• What is asked: Repeat the data that follows, word for word, without the images.

• Material supplied:

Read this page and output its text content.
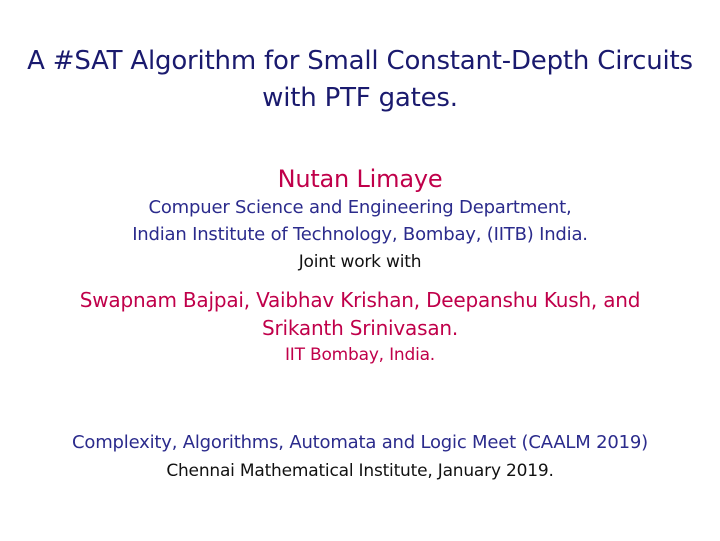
A #SAT Algorithm for Small Constant-Depth Circuits
with PTF gates.
Nutan Limaye
Compuer Science and Engineering Department,
Indian Institute of Technology, Bombay, (IITB) India.
Joint work with
Swapnam Bajpai, Vaibhav Krishan, Deepanshu Kush, and
Srikanth Srinivasan.
IIT Bombay, India.
Complexity, Algorithms, Automata and Logic Meet (CAALM 2019)
Chennai Mathematical Institute, January 2019.
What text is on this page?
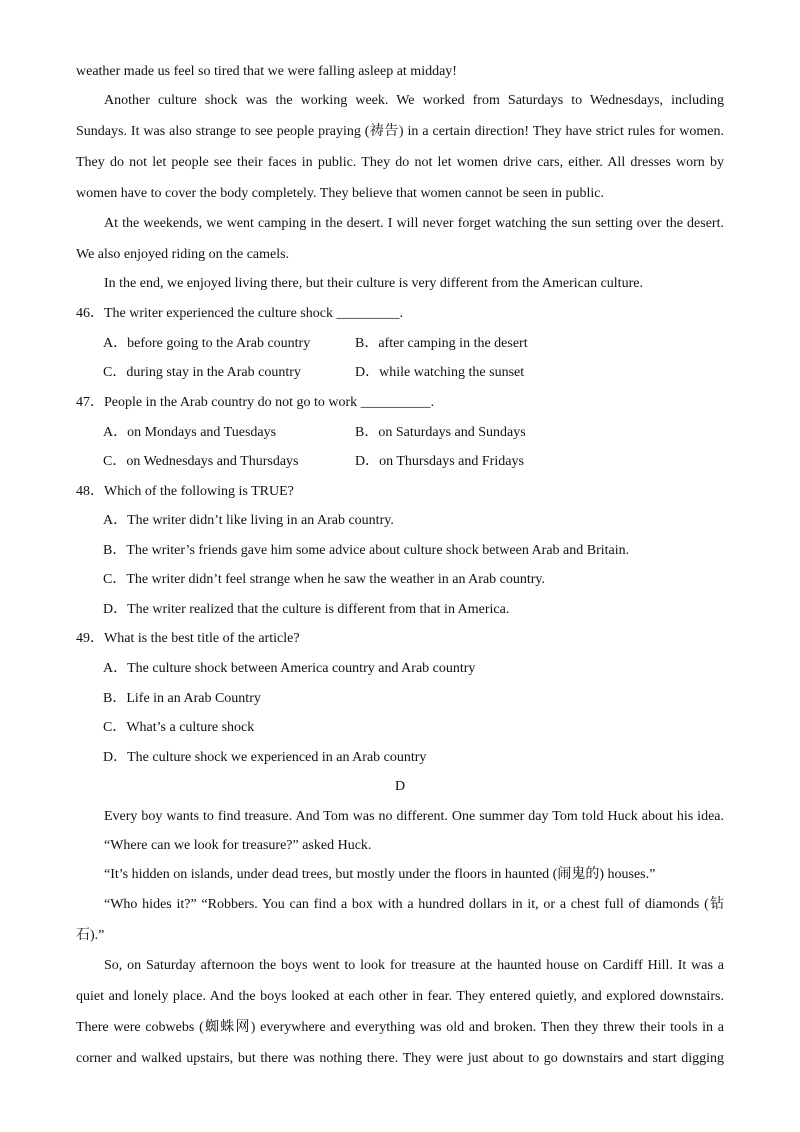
weather made us feel so tired that we were falling asleep at midday!
Another culture shock was the working week. We worked from Saturdays to Wednesdays, including
Sundays. It was also strange to see people praying (祷告) in a certain direction! They have strict rules for women.
They do not let people see their faces in public. They do not let women drive cars, either. All dresses worn by
women have to cover the body completely. They believe that women cannot be seen in public.
At the weekends, we went camping in the desert. I will never forget watching the sun setting over the desert.
We also enjoyed riding on the camels.
In the end, we enjoyed living there, but their culture is very different from the American culture.
46．The writer experienced the culture shock _________.
A．before going to the Arab country	B．after camping in the desert
C．during stay in the Arab country	D．while watching the sunset
47．People in the Arab country do not go to work __________.
A．on Mondays and Tuesdays	B．on Saturdays and Sundays
C．on Wednesdays and Thursdays	D．on Thursdays and Fridays
48．Which of the following is TRUE?
A．The writer didn’t like living in an Arab country.
B．The writer’s friends gave him some advice about culture shock between Arab and Britain.
C．The writer didn’t feel strange when he saw the weather in an Arab country.
D．The writer realized that the culture is different from that in America.
49．What is the best title of the article?
A．The culture shock between America country and Arab country
B．Life in an Arab Country
C．What’s a culture shock
D．The culture shock we experienced in an Arab country
D
Every boy wants to find treasure. And Tom was no different. One summer day Tom told Huck about his idea.
“Where can we look for treasure?” asked Huck.
“It’s hidden on islands, under dead trees, but mostly under the floors in haunted (闹鬼的) houses.”
“Who hides it?” “Robbers. You can find a box with a hundred dollars in it, or a chest full of diamonds (钻
石).”
So, on Saturday afternoon the boys went to look for treasure at the haunted house on Cardiff Hill. It was a
quiet and lonely place. And the boys looked at each other in fear. They entered quietly, and explored downstairs.
There were cobwebs (蜘蛛网) everywhere and everything was old and broken. Then they threw their tools in a
corner and walked upstairs, but there was nothing there. They were just about to go downstairs and start digging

• Answer:
Read this page and output its text content.
A #SAT Algorithm for Small Constant-Depth Circuits
with PTF gates.
Nutan Limaye
Compuer Science and Engineering Department,
Indian Institute of Technology, Bombay, (IITB) India.
Joint work with
Swapnam Bajpai, Vaibhav Krishan, Deepanshu Kush, and
Srikanth Srinivasan.
IIT Bombay, India.
Complexity, Algorithms, Automata and Logic Meet (CAALM 2019)
Chennai Mathematical Institute, January 2019.
What text is on this page?
weather made us feel so tired that we were falling asleep at midday!
Another culture shock was the working week. We worked from Saturdays to Wednesdays, including
Sundays. It was also strange to see people praying (祷告) in a certain direction! They have strict rules for women.
They do not let people see their faces in public. They do not let women drive cars, either. All dresses worn by
women have to cover the body completely. They believe that women cannot be seen in public.
At the weekends, we went camping in the desert. I will never forget watching the sun setting over the desert.
We also enjoyed riding on the camels.
In the end, we enjoyed living there, but their culture is very different from the American culture.
46．The writer experienced the culture shock _________.
A．before going to the Arab country	B．after camping in the desert
C．during stay in the Arab country	D．while watching the sunset
47．People in the Arab country do not go to work __________.
A．on Mondays and Tuesdays	B．on Saturdays and Sundays
C．on Wednesdays and Thursdays	D．on Thursdays and Fridays
48．Which of the following is TRUE?
A．The writer didn’t like living in an Arab country.
B．The writer’s friends gave him some advice about culture shock between Arab and Britain.
C．The writer didn’t feel strange when he saw the weather in an Arab country.
D．The writer realized that the culture is different from that in America.
49．What is the best title of the article?
A．The culture shock between America country and Arab country
B．Life in an Arab Country
C．What’s a culture shock
D．The culture shock we experienced in an Arab country
D
Every boy wants to find treasure. And Tom was no different. One summer day Tom told Huck about his idea.
“Where can we look for treasure?” asked Huck.
“It’s hidden on islands, under dead trees, but mostly under the floors in haunted (闹鬼的) houses.”
“Who hides it?” “Robbers. You can find a box with a hundred dollars in it, or a chest full of diamonds (钻
石).”
So, on Saturday afternoon the boys went to look for treasure at the haunted house on Cardiff Hill. It was a
quiet and lonely place. And the boys looked at each other in fear. They entered quietly, and explored downstairs.
There were cobwebs (蜘蛛网) everywhere and everything was old and broken. Then they threw their tools in a
corner and walked upstairs, but there was nothing there. They were just about to go downstairs and start digging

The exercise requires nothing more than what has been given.